## Problem to work on
Resume the discussion of `raise-frame' and `with-help-window' below, picking up right after its last sentence.
*** Page excerpt
I won't argue about what it proves.  (I don't see how it proves
#2, but whatever.)  It might indicate only that `raise-frame' does
not necessarily do its "punctual" thing (raise the frame) exactly
when it is called, synchronously.  IOW, it might do that at some
later time, asynchronously.  Dunno.

My point about the interaction between `raise-frame' and
`with-help-window' was that the latter should try to ensure that
the window is selected when it *ends*, not at some earlier point.

But if `raise-frame' effectively does its thing *after*
`with-help-window' ends, even if called from within `w-h-w', then
that macro has no way to ensure selection after the actual effect
of `raise-frame'.

We can at least try to make sure that `w-h-w' selects the window
at the very end.

Of course, `w-h-w' should not affect selection for calls to
`raise-frame' (or other functions that select windows or focus)
that happen after it is done.  But if it can override any such
selections that take place within its scope/duration, that is good.

> You can try the following: In `temp-buffer-window-setup-hook' set
> `w32-grab-focus-on-raise' to t.  In `temp-buffer-window-show-hook'
> set it back to nil.

With the simple recipe I gave, that seems to fix things.  Thanks.
******
*** Given entries
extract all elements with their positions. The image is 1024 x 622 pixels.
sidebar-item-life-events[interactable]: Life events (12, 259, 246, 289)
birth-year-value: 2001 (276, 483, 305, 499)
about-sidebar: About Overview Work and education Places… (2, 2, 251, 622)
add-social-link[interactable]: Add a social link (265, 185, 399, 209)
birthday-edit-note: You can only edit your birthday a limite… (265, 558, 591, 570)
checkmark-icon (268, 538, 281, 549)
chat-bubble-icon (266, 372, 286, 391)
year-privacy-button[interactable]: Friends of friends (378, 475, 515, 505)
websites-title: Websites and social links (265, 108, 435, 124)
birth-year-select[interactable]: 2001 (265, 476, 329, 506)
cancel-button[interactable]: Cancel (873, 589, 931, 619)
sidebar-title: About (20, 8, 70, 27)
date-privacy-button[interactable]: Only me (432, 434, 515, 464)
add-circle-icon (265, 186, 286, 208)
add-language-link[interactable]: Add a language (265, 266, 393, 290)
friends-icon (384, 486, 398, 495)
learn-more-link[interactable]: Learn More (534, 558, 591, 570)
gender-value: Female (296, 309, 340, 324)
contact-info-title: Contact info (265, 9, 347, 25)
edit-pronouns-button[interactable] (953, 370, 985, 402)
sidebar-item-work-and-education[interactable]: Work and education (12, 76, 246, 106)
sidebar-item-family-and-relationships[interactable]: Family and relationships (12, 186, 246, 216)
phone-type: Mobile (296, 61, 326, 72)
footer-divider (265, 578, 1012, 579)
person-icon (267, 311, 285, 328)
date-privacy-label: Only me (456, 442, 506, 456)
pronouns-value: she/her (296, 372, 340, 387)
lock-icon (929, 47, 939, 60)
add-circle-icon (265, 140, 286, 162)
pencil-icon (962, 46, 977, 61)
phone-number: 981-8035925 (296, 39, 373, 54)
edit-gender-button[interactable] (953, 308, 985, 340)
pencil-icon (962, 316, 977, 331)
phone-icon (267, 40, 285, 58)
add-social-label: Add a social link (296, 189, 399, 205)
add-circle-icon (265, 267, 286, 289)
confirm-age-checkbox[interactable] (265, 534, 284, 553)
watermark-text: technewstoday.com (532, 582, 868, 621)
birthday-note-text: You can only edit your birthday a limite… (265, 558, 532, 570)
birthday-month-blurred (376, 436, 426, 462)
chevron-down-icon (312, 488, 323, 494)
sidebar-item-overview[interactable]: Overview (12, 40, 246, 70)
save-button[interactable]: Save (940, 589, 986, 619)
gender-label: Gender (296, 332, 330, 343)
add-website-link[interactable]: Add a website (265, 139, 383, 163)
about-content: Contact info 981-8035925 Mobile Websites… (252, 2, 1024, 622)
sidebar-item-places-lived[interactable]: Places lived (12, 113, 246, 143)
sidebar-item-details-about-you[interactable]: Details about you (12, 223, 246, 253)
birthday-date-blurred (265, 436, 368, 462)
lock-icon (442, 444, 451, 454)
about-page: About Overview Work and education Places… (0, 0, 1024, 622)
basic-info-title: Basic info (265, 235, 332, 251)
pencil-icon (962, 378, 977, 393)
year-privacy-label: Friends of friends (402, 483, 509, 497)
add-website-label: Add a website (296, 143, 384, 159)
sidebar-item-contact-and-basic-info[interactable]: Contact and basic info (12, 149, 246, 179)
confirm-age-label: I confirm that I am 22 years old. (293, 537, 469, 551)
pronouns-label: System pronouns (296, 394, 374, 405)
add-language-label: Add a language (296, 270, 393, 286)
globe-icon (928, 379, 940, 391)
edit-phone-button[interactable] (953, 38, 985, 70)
******
## Solved problem
But:

1. The `temp-buffer-*-hook's are not only about showing *Help*.
   That workaround thus affects more than it should.

2. Users of `w32*' should not need to do that explicitly
   themselves.  Perhaps Emacs can do the equivalent, itself (but
   limited to *Help*, not affecting all temp buffer display).

> Meanwhile I seem to understand why I can't see the behavior you
> describe on my Windows XP.  I have both "Activation follows mouse"
> and "Autoraise when activating" set.  So apparently when the
> second frame is raised my mouse moves there and focuses the frame.
> This means that the rigmarole done by `w32-grab-focus-on-raise'
> nil has no effect here at all.

Dunno where those are set in Windows (I could google), but thanks
for the info.  (I do want the `w32*' effect, though.)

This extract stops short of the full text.